→ Task objective
Give every line of the data below as a JSON list of strings, one string per line, with blank lines omitted and pictures left out.

== Provided records ==

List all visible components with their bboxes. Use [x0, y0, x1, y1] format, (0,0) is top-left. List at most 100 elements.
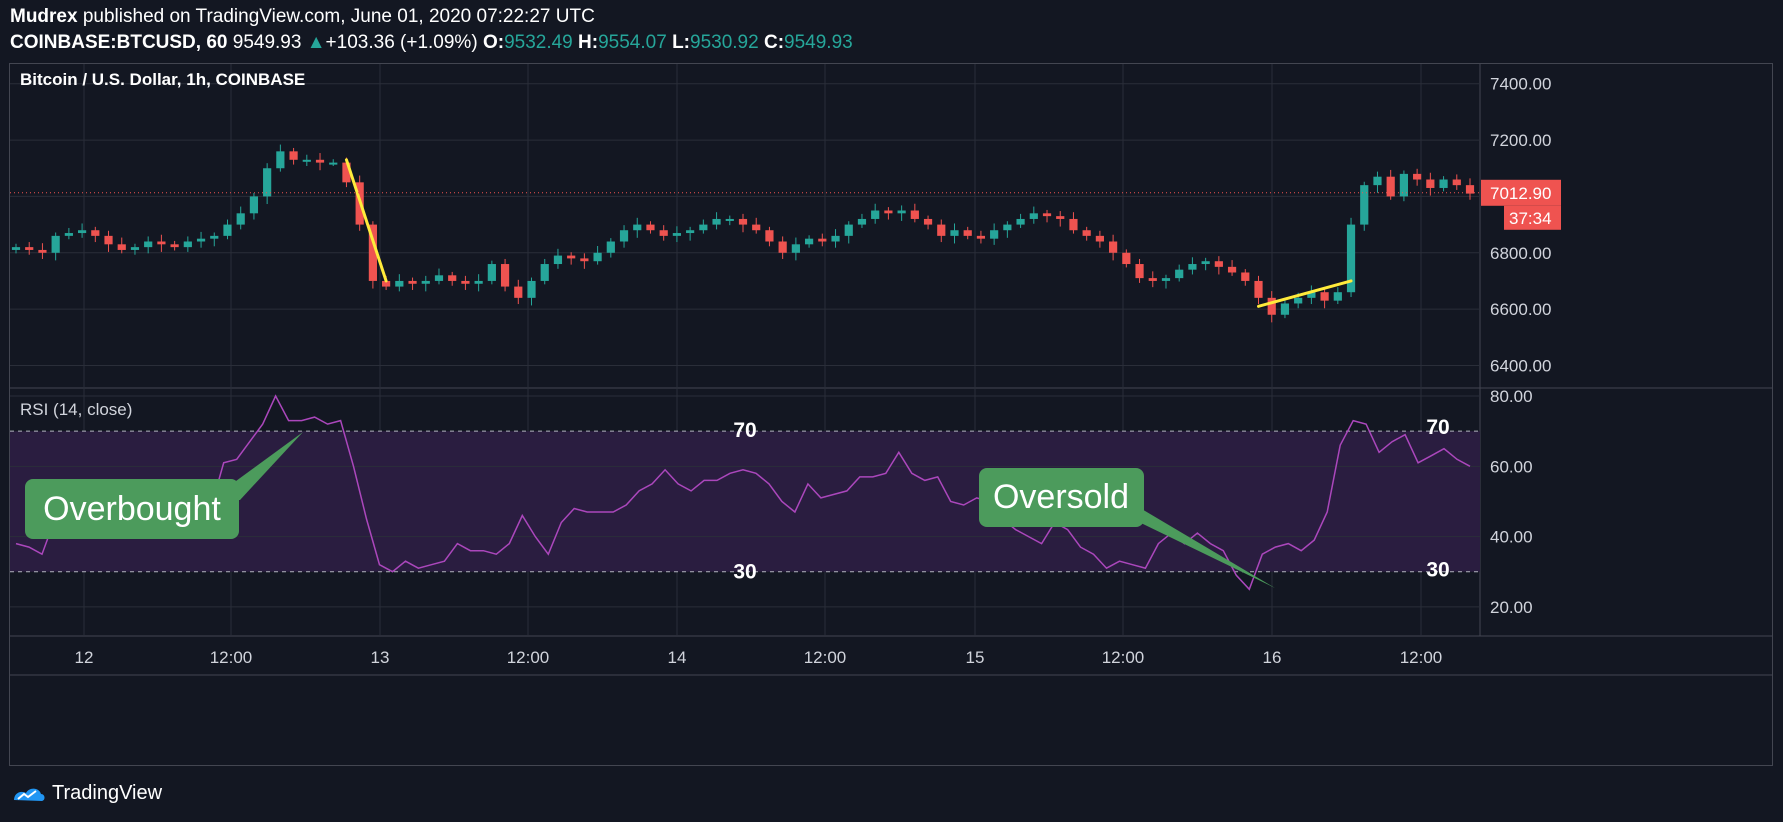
- countdown-label: 37:34: [1509, 209, 1552, 228]
- candle-body: [1346, 224, 1356, 293]
- candle-body: [223, 224, 232, 236]
- oversold-label: Oversold: [993, 478, 1129, 516]
- x-tick-label: 12:00: [1400, 648, 1443, 667]
- low-value: 9530.92: [690, 32, 759, 53]
- candle-body: [712, 218, 721, 225]
- footer-brand[interactable]: TradingView: [52, 782, 163, 804]
- candle-body: [514, 286, 523, 298]
- candle-body: [1439, 179, 1448, 188]
- candle-body: [844, 224, 853, 236]
- candle-body: [527, 280, 536, 298]
- candle-body: [1254, 280, 1263, 298]
- candle-body: [1122, 252, 1131, 265]
- candle-body: [157, 241, 166, 245]
- candle-body: [699, 224, 708, 231]
- candle-body: [963, 230, 972, 236]
- candle-body: [1201, 261, 1210, 265]
- candle-body: [117, 244, 126, 250]
- candle-body: [25, 247, 34, 250]
- candle-body: [950, 230, 959, 236]
- rsi-band: [10, 431, 1480, 572]
- chart-title: Bitcoin / U.S. Dollar, 1h, COINBASE: [20, 70, 305, 89]
- candle-body: [567, 255, 576, 259]
- candle-body: [725, 218, 734, 221]
- x-tick-label: 16: [1263, 648, 1282, 667]
- chart-frame: [9, 63, 1773, 766]
- candle-body: [752, 224, 761, 231]
- candle-body: [1465, 185, 1475, 194]
- publish-text: published on TradingView.com, June 01, 2…: [82, 6, 595, 27]
- candle-body: [196, 238, 206, 242]
- high-label: H:: [578, 32, 599, 53]
- candle-body: [500, 264, 510, 287]
- candle-body: [976, 235, 986, 239]
- candle-body: [990, 230, 999, 239]
- candle-body: [130, 247, 140, 250]
- candle-body: [38, 249, 47, 253]
- price-tick-label: 6600.00: [1490, 300, 1551, 319]
- candle-body: [1307, 292, 1316, 298]
- candle-body: [765, 230, 774, 242]
- candle-body: [1294, 297, 1303, 304]
- price-tick-label: 6800.00: [1490, 244, 1551, 263]
- candle-body: [368, 224, 377, 281]
- rsi-title: RSI (14, close): [20, 400, 132, 419]
- candle-body: [1161, 278, 1171, 281]
- candle-body: [249, 196, 259, 214]
- candle-body: [408, 280, 417, 284]
- candle-body: [1003, 224, 1012, 231]
- candle-body: [884, 210, 893, 214]
- candle-body: [421, 280, 430, 284]
- x-tick-label: 12:00: [1102, 648, 1145, 667]
- candle-body: [1413, 173, 1422, 180]
- rsi-tick-label: 80.00: [1490, 387, 1533, 406]
- candle-body: [144, 241, 153, 248]
- candle-body: [672, 233, 682, 236]
- candle-body: [818, 238, 827, 242]
- x-tick-label: 12:00: [507, 648, 550, 667]
- candle-body: [1042, 213, 1052, 217]
- candle-body: [646, 224, 655, 231]
- candle-body: [1267, 297, 1276, 315]
- candle-body: [474, 280, 483, 284]
- candle-body: [1426, 179, 1435, 188]
- candle-body: [1082, 230, 1091, 236]
- candle-body: [619, 230, 629, 242]
- publish-info: Mudrex published on TradingView.com, Jun…: [10, 6, 595, 28]
- candle-body: [857, 218, 867, 225]
- candle-body: [1069, 218, 1078, 231]
- candle-body: [1241, 272, 1250, 281]
- close-label: C:: [763, 32, 785, 53]
- price-tick-label: 6400.00: [1490, 356, 1551, 375]
- candle-body: [593, 252, 602, 262]
- close-value: 9549.93: [784, 32, 853, 53]
- candle-body: [633, 224, 642, 231]
- candle-body: [738, 218, 748, 225]
- candle-body: [51, 235, 60, 253]
- candle-body: [302, 159, 311, 162]
- last-price-label: 7012.90: [1490, 184, 1551, 203]
- candle-body: [791, 244, 800, 253]
- rsi-tick-label: 40.00: [1490, 528, 1533, 547]
- candle-body: [1373, 176, 1382, 186]
- symbol-label[interactable]: COINBASE:BTCUSD, 60: [10, 32, 228, 53]
- candle-body: [804, 238, 814, 245]
- candle-body: [263, 168, 272, 197]
- x-tick-label: 12: [75, 648, 94, 667]
- tradingview-logo-icon: [14, 788, 45, 801]
- x-tick-label: 15: [966, 648, 985, 667]
- author-name[interactable]: Mudrex: [10, 6, 78, 27]
- candle-body: [342, 162, 351, 183]
- candle-body: [1135, 264, 1144, 279]
- candle-body: [897, 210, 906, 214]
- candle-body: [170, 244, 179, 248]
- candle-body: [1109, 241, 1118, 253]
- symbol-ohlc-bar: COINBASE:BTCUSD, 60 9549.93 ▲+103.36 (+1…: [10, 32, 853, 54]
- overbought-label: Overbought: [43, 490, 221, 528]
- candle-body: [606, 241, 615, 253]
- candle-body: [329, 162, 338, 165]
- candle-body: [461, 280, 470, 284]
- candle-body: [1095, 235, 1104, 242]
- open-value: 9532.49: [504, 32, 573, 53]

===

→ Task output
[
  "List all visible components with their bboxes. Use [x0, y0, x1, y1] format, (0,0) is top-left. List at most 100 elements.",
  "- countdown-label: 37:34: [1509, 209, 1552, 228]",
  "- candle-body: [1346, 224, 1356, 293]",
  "- candle-body: [223, 224, 232, 236]",
  "- oversold-label: Oversold: [993, 478, 1129, 516]",
  "- x-tick-label: 12:00: [1400, 648, 1443, 667]",
  "- low-value: 9530.92: [690, 32, 759, 53]",
  "- candle-body: [712, 218, 721, 225]",
  "- footer-brand[interactable]: TradingView: [52, 782, 163, 804]",
  "- candle-body: [514, 286, 523, 298]",
  "- candle-body: [1439, 179, 1448, 188]",
  "- candle-body: [844, 224, 853, 236]",
  "- candle-body: [527, 280, 536, 298]",
  "- candle-body: [1254, 280, 1263, 298]",
  "- candle-body: [1122, 252, 1131, 265]",
  "- candle-body: [157, 241, 166, 245]",
  "- candle-body: [699, 224, 708, 231]",
  "- candle-body: [963, 230, 972, 236]",
  "- candle-body: [1201, 261, 1210, 265]",
  "- candle-body: [117, 244, 126, 250]",
  "- candle-body: [25, 247, 34, 250]",
  "- candle-body: [950, 230, 959, 236]",
  "- rsi-band: [10, 431, 1480, 572]",
  "- chart-title: Bitcoin / U.S. Dollar, 1h, COINBASE: [20, 70, 305, 89]",
  "- candle-body: [567, 255, 576, 259]",
  "- candle-body: [725, 218, 734, 221]",
  "- x-tick-label: 16: [1263, 648, 1282, 667]",
  "- chart-frame: [9, 63, 1773, 766]",
  "- candle-body: [752, 224, 761, 231]",
  "- candle-body: [1465, 185, 1475, 194]",
  "- publish-text: published on TradingView.com, June 01, 2…: [82, 6, 595, 27]",
  "- candle-body: [196, 238, 206, 242]",
  "- high-label: H:: [578, 32, 599, 53]",
  "- candle-body: [500, 264, 510, 287]",
  "- candle-body: [976, 235, 986, 239]",
  "- candle-body: [990, 230, 999, 239]",
  "- candle-body: [130, 247, 140, 250]",
  "- candle-body: [38, 249, 47, 253]",
  "- price-tick-label: 6600.00: [1490, 300, 1551, 319]",
  "- candle-body: [1307, 292, 1316, 298]",
  "- candle-body: [765, 230, 774, 242]",
  "- candle-body: [1294, 297, 1303, 304]",
  "- price-tick-label: 6800.00: [1490, 244, 1551, 263]",
  "- candle-body: [368, 224, 377, 281]",
  "- rsi-title: RSI (14, close): [20, 400, 132, 419]",
  "- candle-body: [1161, 278, 1171, 281]",
  "- candle-body: [249, 196, 259, 214]",
  "- candle-body: [408, 280, 417, 284]",
  "- candle-body: [1003, 224, 1012, 231]",
  "- candle-body: [884, 210, 893, 214]",
  "- candle-body: [421, 280, 430, 284]",
  "- x-tick-label: 12:00: [1102, 648, 1145, 667]",
  "- candle-body: [1413, 173, 1422, 180]",
  "- rsi-tick-label: 80.00: [1490, 387, 1533, 406]",
  "- candle-body: [144, 241, 153, 248]",
  "- candle-body: [672, 233, 682, 236]",
  "- candle-body: [818, 238, 827, 242]",
  "- x-tick-label: 12:00: [507, 648, 550, 667]",
  "- candle-body: [1042, 213, 1052, 217]",
  "- candle-body: [646, 224, 655, 231]",
  "- candle-body: [1267, 297, 1276, 315]",
  "- candle-body: [474, 280, 483, 284]",
  "- candle-body: [1426, 179, 1435, 188]",
  "- candle-body: [1082, 230, 1091, 236]",
  "- candle-body: [619, 230, 629, 242]",
  "- publish-info: Mudrex published on TradingView.com, Jun…: [10, 6, 595, 28]",
  "- candle-body: [857, 218, 867, 225]",
  "- candle-body: [1069, 218, 1078, 231]",
  "- candle-body: [1241, 272, 1250, 281]",
  "- close-label: C:: [763, 32, 785, 53]",
  "- price-tick-label: 6400.00: [1490, 356, 1551, 375]",
  "- candle-body: [593, 252, 602, 262]",
  "- close-value: 9549.93: [784, 32, 853, 53]",
  "- candle-body: [633, 224, 642, 231]",
  "- candle-body: [738, 218, 748, 225]",
  "- candle-body: [51, 235, 60, 253]",
  "- candle-body: [302, 159, 311, 162]",
  "- last-price-label: 7012.90: [1490, 184, 1551, 203]",
  "- candle-body: [791, 244, 800, 253]",
  "- rsi-tick-label: 40.00: [1490, 528, 1533, 547]",
  "- candle-body: [1373, 176, 1382, 186]",
  "- symbol-label[interactable]: COINBASE:BTCUSD, 60: [10, 32, 228, 53]",
  "- candle-body: [804, 238, 814, 245]",
  "- candle-body: [263, 168, 272, 197]",
  "- x-tick-label: 12: [75, 648, 94, 667]",
  "- tradingview-logo-icon: [14, 788, 45, 801]",
  "- x-tick-label: 15: [966, 648, 985, 667]",
  "- author-name[interactable]: Mudrex: [10, 6, 78, 27]",
  "- candle-body: [342, 162, 351, 183]",
  "- candle-body: [1135, 264, 1144, 279]",
  "- candle-body: [897, 210, 906, 214]",
  "- candle-body: [170, 244, 179, 248]",
  "- candle-body: [1109, 241, 1118, 253]",
  "- symbol-ohlc-bar: COINBASE:BTCUSD, 60 9549.93 ▲+103.36 (+1…: [10, 32, 853, 54]",
  "- overbought-label: Overbought: [43, 490, 221, 528]",
  "- candle-body: [606, 241, 615, 253]",
  "- candle-body: [329, 162, 338, 165]",
  "- candle-body: [461, 280, 470, 284]",
  "- candle-body: [1095, 235, 1104, 242]",
  "- open-value: 9532.49: [504, 32, 573, 53]"
]